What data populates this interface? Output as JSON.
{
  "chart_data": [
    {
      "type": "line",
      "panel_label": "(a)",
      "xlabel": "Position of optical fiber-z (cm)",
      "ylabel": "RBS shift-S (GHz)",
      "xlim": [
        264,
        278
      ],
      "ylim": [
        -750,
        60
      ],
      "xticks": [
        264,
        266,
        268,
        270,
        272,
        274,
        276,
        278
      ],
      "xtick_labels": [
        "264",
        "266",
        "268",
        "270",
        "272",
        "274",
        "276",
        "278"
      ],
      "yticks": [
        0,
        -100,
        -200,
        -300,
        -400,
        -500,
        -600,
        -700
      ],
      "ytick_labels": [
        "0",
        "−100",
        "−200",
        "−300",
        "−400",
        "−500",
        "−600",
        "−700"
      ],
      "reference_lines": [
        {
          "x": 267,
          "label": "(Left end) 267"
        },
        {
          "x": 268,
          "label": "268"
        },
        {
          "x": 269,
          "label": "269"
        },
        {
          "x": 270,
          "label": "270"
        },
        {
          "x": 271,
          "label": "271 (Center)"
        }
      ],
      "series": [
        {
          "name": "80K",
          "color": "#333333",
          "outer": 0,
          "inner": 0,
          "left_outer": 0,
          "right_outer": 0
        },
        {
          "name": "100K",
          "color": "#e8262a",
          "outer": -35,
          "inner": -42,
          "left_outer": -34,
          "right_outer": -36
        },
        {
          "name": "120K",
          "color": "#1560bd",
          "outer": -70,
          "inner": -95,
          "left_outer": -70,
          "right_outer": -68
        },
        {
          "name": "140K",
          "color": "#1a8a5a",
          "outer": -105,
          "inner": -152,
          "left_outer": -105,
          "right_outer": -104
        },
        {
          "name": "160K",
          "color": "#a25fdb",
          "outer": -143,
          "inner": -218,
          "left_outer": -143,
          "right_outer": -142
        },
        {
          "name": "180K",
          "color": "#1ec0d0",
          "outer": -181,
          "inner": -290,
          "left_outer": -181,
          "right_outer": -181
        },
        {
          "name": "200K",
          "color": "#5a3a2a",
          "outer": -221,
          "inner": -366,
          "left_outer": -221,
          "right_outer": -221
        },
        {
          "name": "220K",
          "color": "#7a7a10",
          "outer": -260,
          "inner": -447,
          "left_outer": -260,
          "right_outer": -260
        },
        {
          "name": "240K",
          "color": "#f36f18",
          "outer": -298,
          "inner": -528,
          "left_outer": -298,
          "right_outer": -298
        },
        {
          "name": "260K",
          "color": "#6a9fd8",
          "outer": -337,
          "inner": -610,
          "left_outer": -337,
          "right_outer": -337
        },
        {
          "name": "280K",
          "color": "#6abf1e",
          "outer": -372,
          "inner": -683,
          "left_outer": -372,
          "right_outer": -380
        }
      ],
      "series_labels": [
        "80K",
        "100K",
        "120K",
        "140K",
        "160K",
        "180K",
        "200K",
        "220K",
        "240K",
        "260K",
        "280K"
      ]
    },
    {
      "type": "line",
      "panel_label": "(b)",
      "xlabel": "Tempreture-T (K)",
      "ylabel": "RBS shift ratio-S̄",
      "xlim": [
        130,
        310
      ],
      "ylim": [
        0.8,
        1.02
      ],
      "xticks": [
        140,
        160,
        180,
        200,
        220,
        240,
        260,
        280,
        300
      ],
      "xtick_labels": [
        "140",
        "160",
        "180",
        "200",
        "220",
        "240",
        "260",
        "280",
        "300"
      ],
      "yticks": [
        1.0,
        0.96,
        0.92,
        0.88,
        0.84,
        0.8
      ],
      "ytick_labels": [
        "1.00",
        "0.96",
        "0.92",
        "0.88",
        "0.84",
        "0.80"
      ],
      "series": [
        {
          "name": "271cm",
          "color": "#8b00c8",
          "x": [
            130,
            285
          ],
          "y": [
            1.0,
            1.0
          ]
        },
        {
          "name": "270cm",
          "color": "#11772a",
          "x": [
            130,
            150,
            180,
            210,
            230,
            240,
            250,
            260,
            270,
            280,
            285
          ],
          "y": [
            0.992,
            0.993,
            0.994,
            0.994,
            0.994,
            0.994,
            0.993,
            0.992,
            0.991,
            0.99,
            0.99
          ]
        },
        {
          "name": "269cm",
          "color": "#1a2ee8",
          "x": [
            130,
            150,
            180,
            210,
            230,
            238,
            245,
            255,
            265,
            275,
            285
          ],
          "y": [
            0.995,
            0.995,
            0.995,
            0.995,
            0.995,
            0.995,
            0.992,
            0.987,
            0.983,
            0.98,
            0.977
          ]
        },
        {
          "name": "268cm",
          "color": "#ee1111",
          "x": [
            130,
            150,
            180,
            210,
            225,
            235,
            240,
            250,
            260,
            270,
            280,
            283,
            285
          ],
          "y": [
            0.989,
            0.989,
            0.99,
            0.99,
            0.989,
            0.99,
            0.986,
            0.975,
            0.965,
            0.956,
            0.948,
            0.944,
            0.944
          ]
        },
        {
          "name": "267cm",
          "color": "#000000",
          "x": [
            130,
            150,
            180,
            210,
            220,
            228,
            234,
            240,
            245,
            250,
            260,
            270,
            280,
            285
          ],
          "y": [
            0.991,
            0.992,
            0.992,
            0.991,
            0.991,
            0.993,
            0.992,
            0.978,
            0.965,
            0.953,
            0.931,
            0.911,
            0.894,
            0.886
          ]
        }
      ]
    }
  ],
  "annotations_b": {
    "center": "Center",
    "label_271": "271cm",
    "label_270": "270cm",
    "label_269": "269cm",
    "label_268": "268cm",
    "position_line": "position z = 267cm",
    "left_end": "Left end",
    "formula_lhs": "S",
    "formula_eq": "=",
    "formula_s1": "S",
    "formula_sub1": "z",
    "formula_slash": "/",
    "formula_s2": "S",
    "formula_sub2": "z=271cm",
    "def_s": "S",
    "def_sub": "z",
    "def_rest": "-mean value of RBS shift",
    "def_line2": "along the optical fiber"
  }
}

* Do this
Repeat every entry word for word.

* Problem solution
What data populates this interface? Output as JSON.
{
  "chart_data": [
    {
      "type": "line",
      "panel_label": "(a)",
      "xlabel": "Position of optical fiber-z (cm)",
      "ylabel": "RBS shift-S (GHz)",
      "xlim": [
        264,
        278
      ],
      "ylim": [
        -750,
        60
      ],
      "xticks": [
        264,
        266,
        268,
        270,
        272,
        274,
        276,
        278
      ],
      "xtick_labels": [
        "264",
        "266",
        "268",
        "270",
        "272",
        "274",
        "276",
        "278"
      ],
      "yticks": [
        0,
        -100,
        -200,
        -300,
        -400,
        -500,
        -600,
        -700
      ],
      "ytick_labels": [
        "0",
        "−100",
        "−200",
        "−300",
        "−400",
        "−500",
        "−600",
        "−700"
      ],
      "reference_lines": [
        {
          "x": 267,
          "label": "(Left end) 267"
        },
        {
          "x": 268,
          "label": "268"
        },
        {
          "x": 269,
          "label": "269"
        },
        {
          "x": 270,
          "label": "270"
        },
        {
          "x": 271,
          "label": "271 (Center)"
        }
      ],
      "series": [
        {
          "name": "80K",
          "color": "#333333",
          "outer": 0,
          "inner": 0,
          "left_outer": 0,
          "right_outer": 0
        },
        {
          "name": "100K",
          "color": "#e8262a",
          "outer": -35,
          "inner": -42,
          "left_outer": -34,
          "right_outer": -36
        },
        {
          "name": "120K",
          "color": "#1560bd",
          "outer": -70,
          "inner": -95,
          "left_outer": -70,
          "right_outer": -68
        },
        {
          "name": "140K",
          "color": "#1a8a5a",
          "outer": -105,
          "inner": -152,
          "left_outer": -105,
          "right_outer": -104
        },
        {
          "name": "160K",
          "color": "#a25fdb",
          "outer": -143,
          "inner": -218,
          "left_outer": -143,
          "right_outer": -142
        },
        {
          "name": "180K",
          "color": "#1ec0d0",
          "outer": -181,
          "inner": -290,
          "left_outer": -181,
          "right_outer": -181
        },
        {
          "name": "200K",
          "color": "#5a3a2a",
          "outer": -221,
          "inner": -366,
          "left_outer": -221,
          "right_outer": -221
        },
        {
          "name": "220K",
          "color": "#7a7a10",
          "outer": -260,
          "inner": -447,
          "left_outer": -260,
          "right_outer": -260
        },
        {
          "name": "240K",
          "color": "#f36f18",
          "outer": -298,
          "inner": -528,
          "left_outer": -298,
          "right_outer": -298
        },
        {
          "name": "260K",
          "color": "#6a9fd8",
          "outer": -337,
          "inner": -610,
          "left_outer": -337,
          "right_outer": -337
        },
        {
          "name": "280K",
          "color": "#6abf1e",
          "outer": -372,
          "inner": -683,
          "left_outer": -372,
          "right_outer": -380
        }
      ],
      "series_labels": [
        "80K",
        "100K",
        "120K",
        "140K",
        "160K",
        "180K",
        "200K",
        "220K",
        "240K",
        "260K",
        "280K"
      ]
    },
    {
      "type": "line",
      "panel_label": "(b)",
      "xlabel": "Tempreture-T (K)",
      "ylabel": "RBS shift ratio-S̄",
      "xlim": [
        130,
        310
      ],
      "ylim": [
        0.8,
        1.02
      ],
      "xticks": [
        140,
        160,
        180,
        200,
        220,
        240,
        260,
        280,
        300
      ],
      "xtick_labels": [
        "140",
        "160",
        "180",
        "200",
        "220",
        "240",
        "260",
        "280",
        "300"
      ],
      "yticks": [
        1.0,
        0.96,
        0.92,
        0.88,
        0.84,
        0.8
      ],
      "ytick_labels": [
        "1.00",
        "0.96",
        "0.92",
        "0.88",
        "0.84",
        "0.80"
      ],
      "series": [
        {
          "name": "271cm",
          "color": "#8b00c8",
          "x": [
            130,
            285
          ],
          "y": [
            1.0,
            1.0
          ]
        },
        {
          "name": "270cm",
          "color": "#11772a",
          "x": [
            130,
            150,
            180,
            210,
            230,
            240,
            250,
            260,
            270,
            280,
            285
          ],
          "y": [
            0.992,
            0.993,
            0.994,
            0.994,
            0.994,
            0.994,
            0.993,
            0.992,
            0.991,
            0.99,
            0.99
          ]
        },
        {
          "name": "269cm",
          "color": "#1a2ee8",
          "x": [
            130,
            150,
            180,
            210,
            230,
            238,
            245,
            255,
            265,
            275,
            285
          ],
          "y": [
            0.995,
            0.995,
            0.995,
            0.995,
            0.995,
            0.995,
            0.992,
            0.987,
            0.983,
            0.98,
            0.977
          ]
        },
        {
          "name": "268cm",
          "color": "#ee1111",
          "x": [
            130,
            150,
            180,
            210,
            225,
            235,
            240,
            250,
            260,
            270,
            280,
            283,
            285
          ],
          "y": [
            0.989,
            0.989,
            0.99,
            0.99,
            0.989,
            0.99,
            0.986,
            0.975,
            0.965,
            0.956,
            0.948,
            0.944,
            0.944
          ]
        },
        {
          "name": "267cm",
          "color": "#000000",
          "x": [
            130,
            150,
            180,
            210,
            220,
            228,
            234,
            240,
            245,
            250,
            260,
            270,
            280,
            285
          ],
          "y": [
            0.991,
            0.992,
            0.992,
            0.991,
            0.991,
            0.993,
            0.992,
            0.978,
            0.965,
            0.953,
            0.931,
            0.911,
            0.894,
            0.886
          ]
        }
      ]
    }
  ],
  "annotations_b": {
    "center": "Center",
    "label_271": "271cm",
    "label_270": "270cm",
    "label_269": "269cm",
    "label_268": "268cm",
    "position_line": "position z = 267cm",
    "left_end": "Left end",
    "formula_lhs": "S",
    "formula_eq": "=",
    "formula_s1": "S",
    "formula_sub1": "z",
    "formula_slash": "/",
    "formula_s2": "S",
    "formula_sub2": "z=271cm",
    "def_s": "S",
    "def_sub": "z",
    "def_rest": "-mean value of RBS shift",
    "def_line2": "along the optical fiber"
  }
}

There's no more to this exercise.